## Tasks and exercises:
A: Quote the forum thread on 知道了 and 明白了 verbatim, beginning at the words containing "Besides, having read" and ending after "of like 我知道怎么写/做了.".
B: Continue the forum thread on 知道了 and 明白了 from the point at which it stops.

## Given passage:
# 知道了 / 明白了



## cheshire

I don't know which to use 知道了　or 明白了 in the following situation. Could you help me?

http://forum.wordreference.com/showpost.php?p=2595163&postcount=7


----------



## Lugubert

I'm just a beginner, but I would guess
大家men謝謝, 我听懂了.


----------



## cheshire

Thanks for the correction, but "ting 得 dong" looks unusual to me, since it's on the internet. Maybe, "看得dong" or something...?


----------



## samanthalee

cheshire said:


> Thanks for the correction, but "ting 得 dong" looks unusual to me, since it's on the internet. Maybe, "看得dong" or something...?


It was a "discussion". You understood what was being "said". So "ting 得 dong" can be used.
"看得dong" probably can be used too, but...it was a "discussion", you know..


----------



## samanthalee

cheshire said:


> I don't know which to use 知道了　or 明白了 in the following situation. Could you help me?
> 
> http://forum.wordreference.com/showpost.php?p=2595163&postcount=7


 
知道了: "I heard you", "I know", "I have the information"
明白了: "I understand", "I see", "I get what you mean"

So in this case, it should be "明白了".


----------



## cheshire

非常感謝、李先生。
If the answerers have given me the information I haven't known about, still I've got to write "明白了"?


----------



## daoxunchang

cheshire said:


> If the answerers have given me the information I haven't known about, still I've got to write "明白了"?


I think so.

Besides, having read your post, I think you can also say 我知道了 and it indicates to me that you are saying "you know what to do/say/write in the future.", kind of like 我知道怎么写/做了.


----------



## I_like_my_TV

cheshire said:
			
		

> Thanks for the correction, but "ting 得 dong" looks unusual to me, since it's on the internet. Maybe, "看得dong" or something...?


You've got a point there, but "看得dong" is not good either. It should be 我懂了 (=我明白了).


----------



## daoxunchang

But since you are a language learner and presumably have difficulty with the vocabulary, syntax, and many other things, you can of course say “看懂了”. At least it's often the case with me


----------



## cheshire

十分感謝,　大家.
Is there any significant difference between 我听懂了　and 我听得懂了?


----------



## samanthalee

cheshire said:


> 十分感謝,　大家.
> Is there any significant difference between 我听懂了　and 我听得懂了?


This is purely my opinion...

(Excerpt from the dataset)
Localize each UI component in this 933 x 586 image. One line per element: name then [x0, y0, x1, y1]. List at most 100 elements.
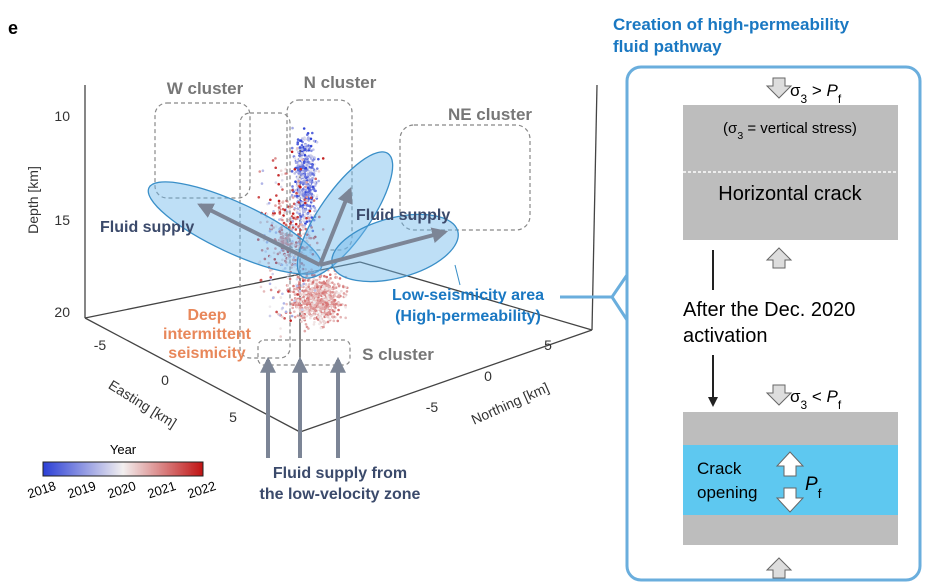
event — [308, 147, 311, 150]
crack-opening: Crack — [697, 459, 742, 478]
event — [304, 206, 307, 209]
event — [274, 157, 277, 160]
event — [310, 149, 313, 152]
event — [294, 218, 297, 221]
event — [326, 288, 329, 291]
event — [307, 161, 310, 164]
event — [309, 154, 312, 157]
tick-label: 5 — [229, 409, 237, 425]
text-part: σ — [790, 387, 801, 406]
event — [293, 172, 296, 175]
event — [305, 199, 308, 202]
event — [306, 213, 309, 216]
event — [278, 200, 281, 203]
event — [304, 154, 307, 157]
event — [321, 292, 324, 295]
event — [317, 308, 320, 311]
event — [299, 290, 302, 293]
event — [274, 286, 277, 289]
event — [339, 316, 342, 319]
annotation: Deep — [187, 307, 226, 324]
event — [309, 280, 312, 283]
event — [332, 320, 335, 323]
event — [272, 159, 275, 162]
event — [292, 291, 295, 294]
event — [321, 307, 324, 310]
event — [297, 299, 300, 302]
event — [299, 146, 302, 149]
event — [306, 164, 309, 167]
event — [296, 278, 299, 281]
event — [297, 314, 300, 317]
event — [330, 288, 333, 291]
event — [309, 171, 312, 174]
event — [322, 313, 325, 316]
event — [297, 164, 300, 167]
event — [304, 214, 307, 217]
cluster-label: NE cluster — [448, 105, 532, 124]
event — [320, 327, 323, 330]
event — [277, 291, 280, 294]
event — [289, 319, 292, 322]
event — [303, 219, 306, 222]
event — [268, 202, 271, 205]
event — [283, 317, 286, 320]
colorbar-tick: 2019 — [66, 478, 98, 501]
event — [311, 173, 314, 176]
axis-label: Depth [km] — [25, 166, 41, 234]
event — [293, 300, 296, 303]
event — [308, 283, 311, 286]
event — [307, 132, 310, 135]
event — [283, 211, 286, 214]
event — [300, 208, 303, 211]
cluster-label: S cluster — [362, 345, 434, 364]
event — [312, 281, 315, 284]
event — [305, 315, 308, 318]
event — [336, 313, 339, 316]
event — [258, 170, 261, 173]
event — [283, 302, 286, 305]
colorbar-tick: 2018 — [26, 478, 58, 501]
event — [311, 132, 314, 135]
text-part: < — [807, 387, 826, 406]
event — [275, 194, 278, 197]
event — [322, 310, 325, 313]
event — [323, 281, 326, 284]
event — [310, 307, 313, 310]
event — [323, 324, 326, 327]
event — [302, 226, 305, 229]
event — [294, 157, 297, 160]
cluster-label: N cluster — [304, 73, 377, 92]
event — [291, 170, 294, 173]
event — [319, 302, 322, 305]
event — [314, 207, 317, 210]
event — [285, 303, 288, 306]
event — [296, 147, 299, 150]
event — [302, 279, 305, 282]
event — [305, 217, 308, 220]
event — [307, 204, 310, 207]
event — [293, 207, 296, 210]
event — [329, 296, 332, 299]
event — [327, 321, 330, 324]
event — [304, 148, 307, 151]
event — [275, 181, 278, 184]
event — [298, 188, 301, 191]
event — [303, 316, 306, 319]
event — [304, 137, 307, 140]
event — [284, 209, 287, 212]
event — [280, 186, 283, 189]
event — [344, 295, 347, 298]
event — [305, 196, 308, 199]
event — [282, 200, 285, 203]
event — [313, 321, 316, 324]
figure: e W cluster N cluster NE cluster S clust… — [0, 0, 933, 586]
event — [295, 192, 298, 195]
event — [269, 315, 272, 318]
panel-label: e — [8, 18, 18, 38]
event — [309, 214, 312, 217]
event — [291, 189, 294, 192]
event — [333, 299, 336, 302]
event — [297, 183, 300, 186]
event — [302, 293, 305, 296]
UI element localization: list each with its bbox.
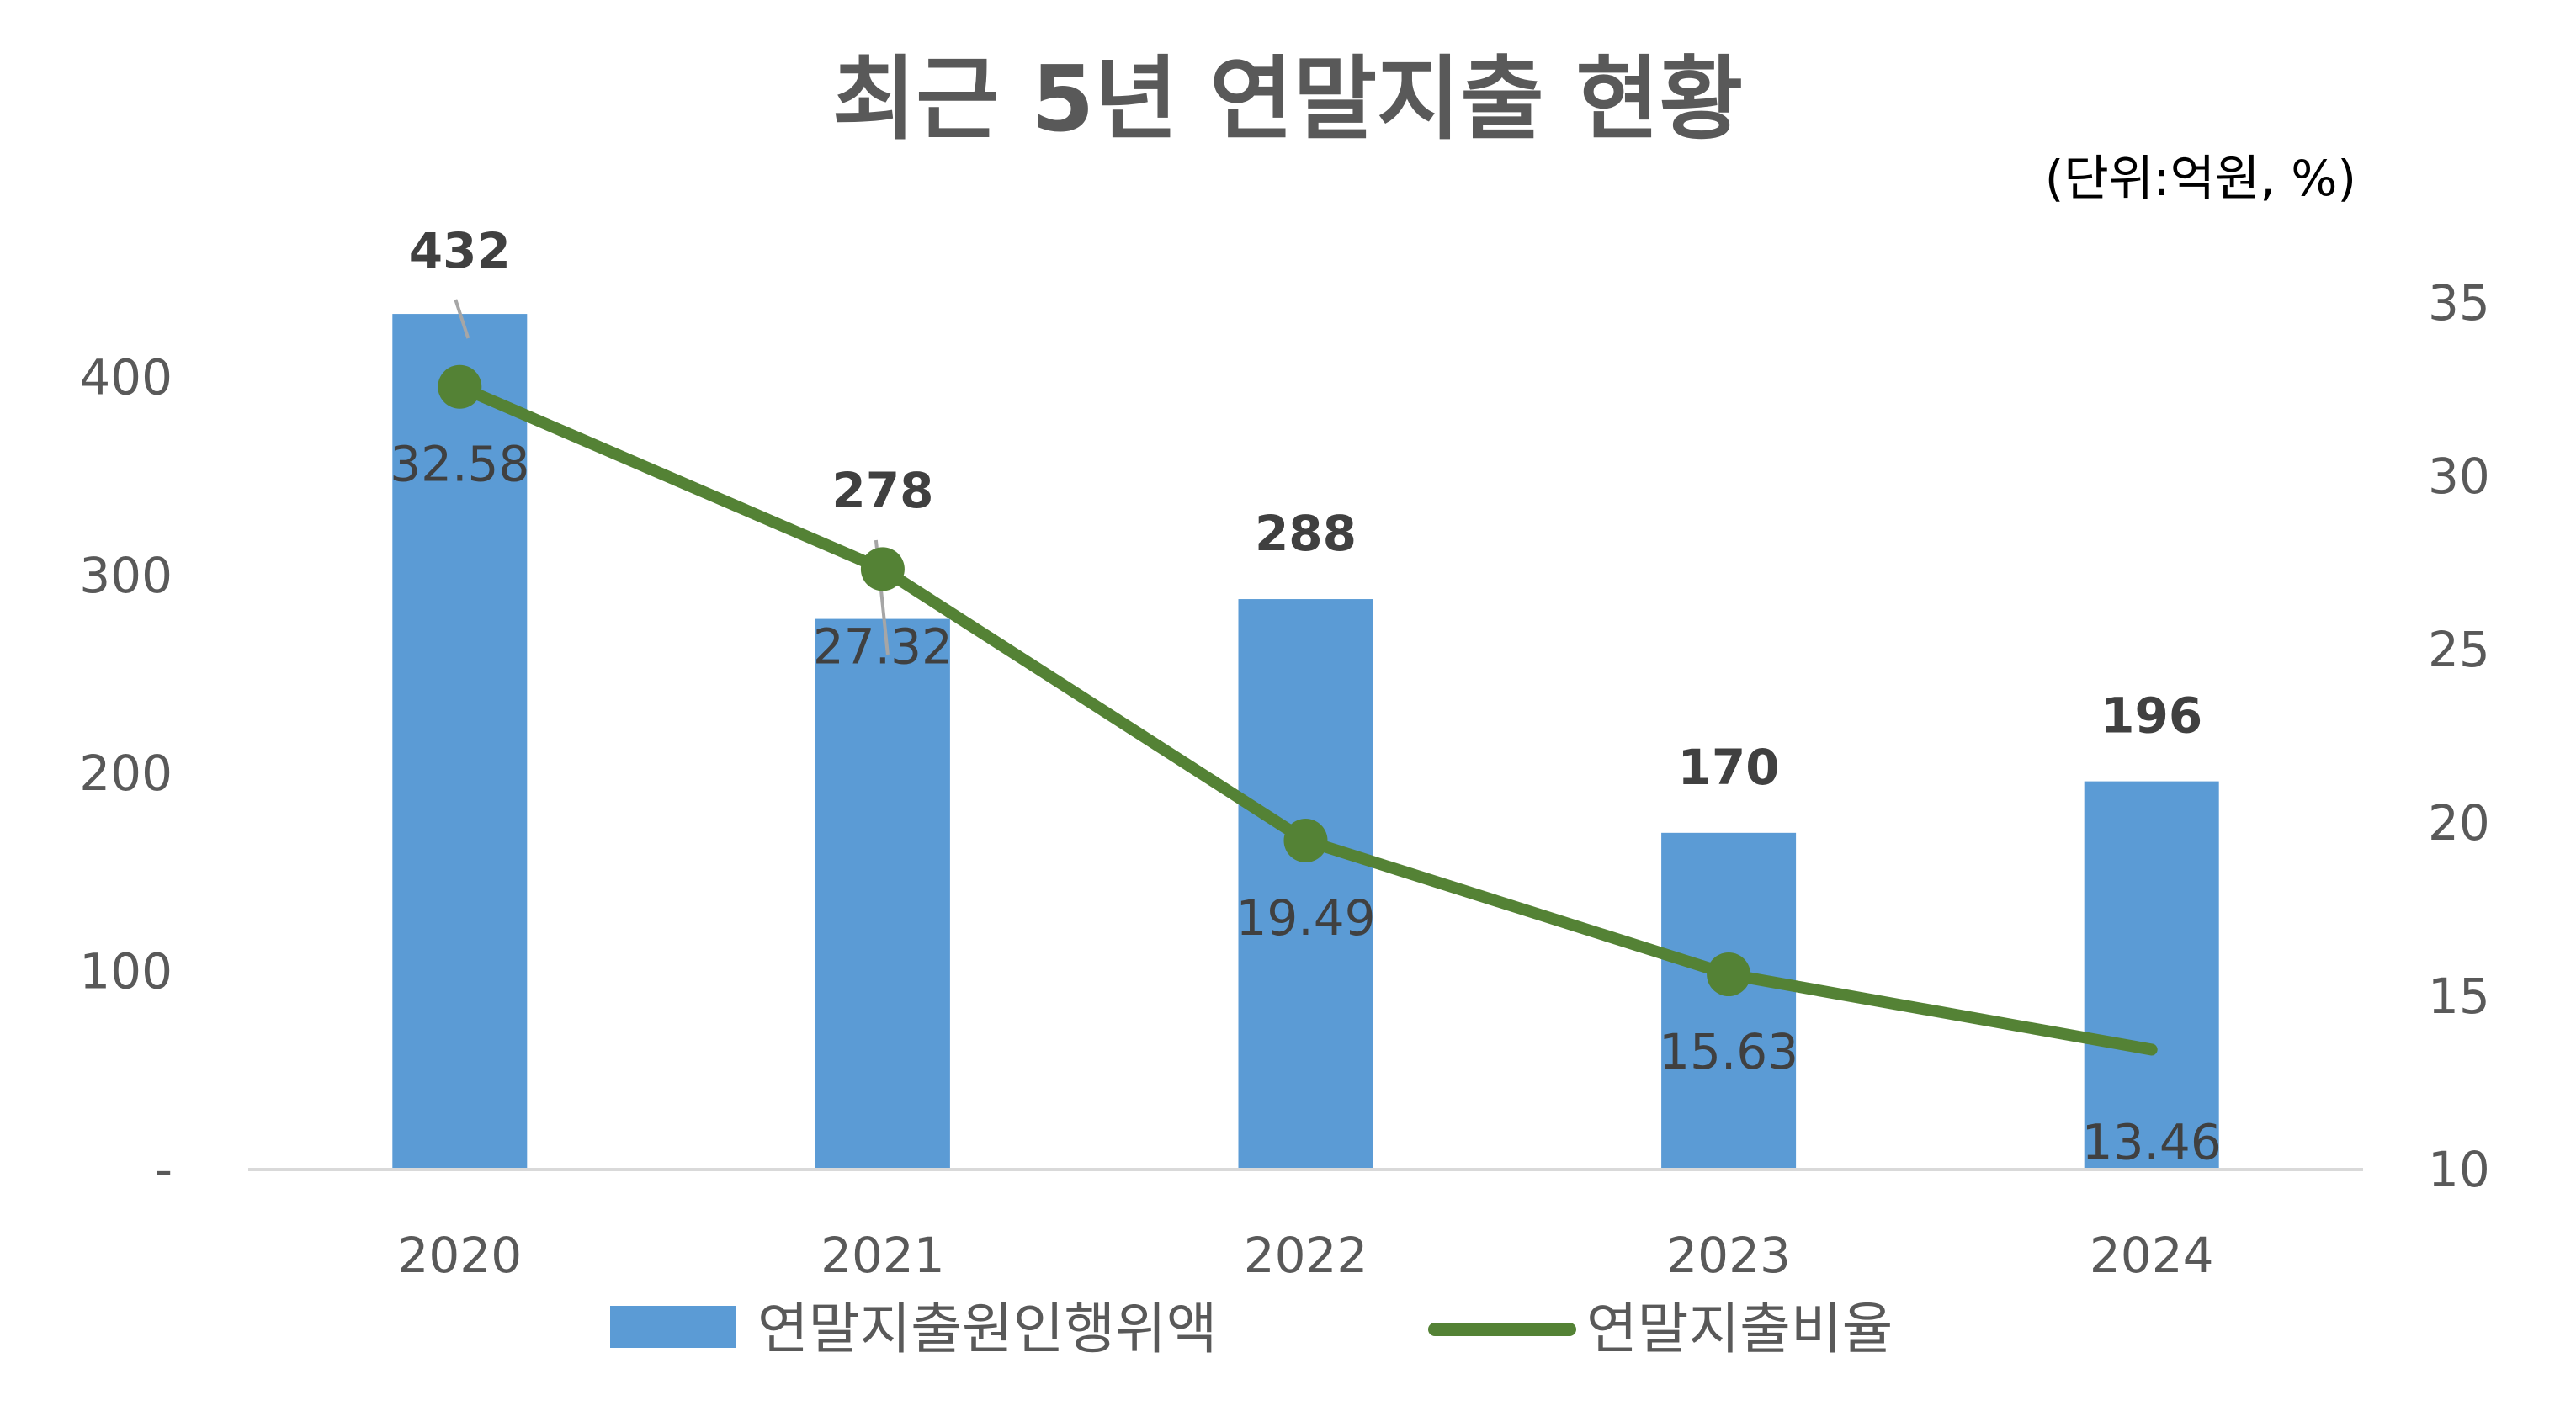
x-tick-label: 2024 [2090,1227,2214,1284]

## Answers by task:
A:
Besides, having read your post, I think you can also say 我知道了 and it indicates to me that you are saying "you know what to do/say/write in the future.", kind of like 我知道怎么写/做了.

B:
"我听懂了"　= "I understand now." (Because now I understand where he is coming from, or because you have given me a clear explanation)

"我听得懂了" = "I *am able to* understand now." (Because now I understand the language, or because I've grown wiser.)


----------



## gao_yixing

samanthalee said:


> This is purely my opinion...
> "我听懂了"　= "I understand now." (Because now I understand where he is coming from, or because you have given me a clear explanation)
> 
> "我听得懂了" = "I *am able to* understand now." (Because now I understand the language, or because I've grown wiser.)


 
You are right.
The latter is not often used. It indicates that I couldn't understand but I can now. On the contrary, the first only be used under the circumstance that you have just been told something and you understand it at once.

Anthony


----------



## I_like_my_TV

cheshire said:
			
		

> Is there any significant difference between 我听懂了　and 我听得懂了?



There is. 
听懂(understand) 
看见(see)
做完(finish)， etc
are verbal structures reporting the result of an action. Whereas:
听得懂(can understand) 
看得见(can see)
做得完(can finish)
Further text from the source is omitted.